(Extracted data entries)
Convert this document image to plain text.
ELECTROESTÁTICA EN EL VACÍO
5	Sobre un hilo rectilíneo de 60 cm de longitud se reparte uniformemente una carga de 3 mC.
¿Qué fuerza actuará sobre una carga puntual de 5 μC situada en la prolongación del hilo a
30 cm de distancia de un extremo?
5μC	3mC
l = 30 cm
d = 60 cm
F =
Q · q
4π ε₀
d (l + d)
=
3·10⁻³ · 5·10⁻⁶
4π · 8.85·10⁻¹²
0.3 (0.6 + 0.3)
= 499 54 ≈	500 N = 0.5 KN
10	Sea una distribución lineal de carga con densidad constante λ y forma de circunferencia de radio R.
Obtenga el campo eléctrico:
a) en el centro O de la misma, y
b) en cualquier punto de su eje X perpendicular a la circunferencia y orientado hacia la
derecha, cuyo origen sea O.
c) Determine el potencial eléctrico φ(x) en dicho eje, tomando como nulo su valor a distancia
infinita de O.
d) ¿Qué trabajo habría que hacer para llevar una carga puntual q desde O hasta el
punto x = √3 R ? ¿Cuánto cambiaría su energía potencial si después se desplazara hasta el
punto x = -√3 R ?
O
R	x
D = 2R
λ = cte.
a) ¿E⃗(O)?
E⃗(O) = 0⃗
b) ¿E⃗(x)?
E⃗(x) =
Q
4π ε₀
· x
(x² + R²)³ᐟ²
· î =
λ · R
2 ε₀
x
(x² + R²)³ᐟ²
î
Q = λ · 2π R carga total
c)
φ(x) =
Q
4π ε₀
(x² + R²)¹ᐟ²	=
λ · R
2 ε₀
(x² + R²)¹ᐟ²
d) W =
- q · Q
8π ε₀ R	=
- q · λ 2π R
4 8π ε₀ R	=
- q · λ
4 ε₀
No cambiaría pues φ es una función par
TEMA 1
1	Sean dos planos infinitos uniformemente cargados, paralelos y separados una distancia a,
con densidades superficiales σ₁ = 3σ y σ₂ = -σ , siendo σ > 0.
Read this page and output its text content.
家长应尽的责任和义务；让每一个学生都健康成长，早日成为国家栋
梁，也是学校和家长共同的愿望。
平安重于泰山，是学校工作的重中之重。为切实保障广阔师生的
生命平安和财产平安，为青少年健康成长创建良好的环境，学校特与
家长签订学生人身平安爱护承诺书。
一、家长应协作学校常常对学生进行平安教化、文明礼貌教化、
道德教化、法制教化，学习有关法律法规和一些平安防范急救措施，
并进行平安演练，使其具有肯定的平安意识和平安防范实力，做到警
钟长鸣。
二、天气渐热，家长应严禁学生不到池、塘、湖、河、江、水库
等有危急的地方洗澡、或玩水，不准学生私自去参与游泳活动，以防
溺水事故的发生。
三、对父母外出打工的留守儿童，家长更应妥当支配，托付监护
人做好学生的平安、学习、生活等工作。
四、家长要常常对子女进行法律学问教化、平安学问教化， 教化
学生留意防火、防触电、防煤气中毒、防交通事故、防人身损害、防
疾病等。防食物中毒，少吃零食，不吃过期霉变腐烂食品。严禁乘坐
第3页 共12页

_AIM_.
Show every line from the entries above in which "punto" appears.

_TASK RESPONSE_.
b) en cualquier punto de su eje X perpendicular a la circunferencia y orientado hacia la
punto x = √3 R ? ¿Cuánto cambiaría su energía potencial si después se desplazara hasta el
punto x = -√3 R ?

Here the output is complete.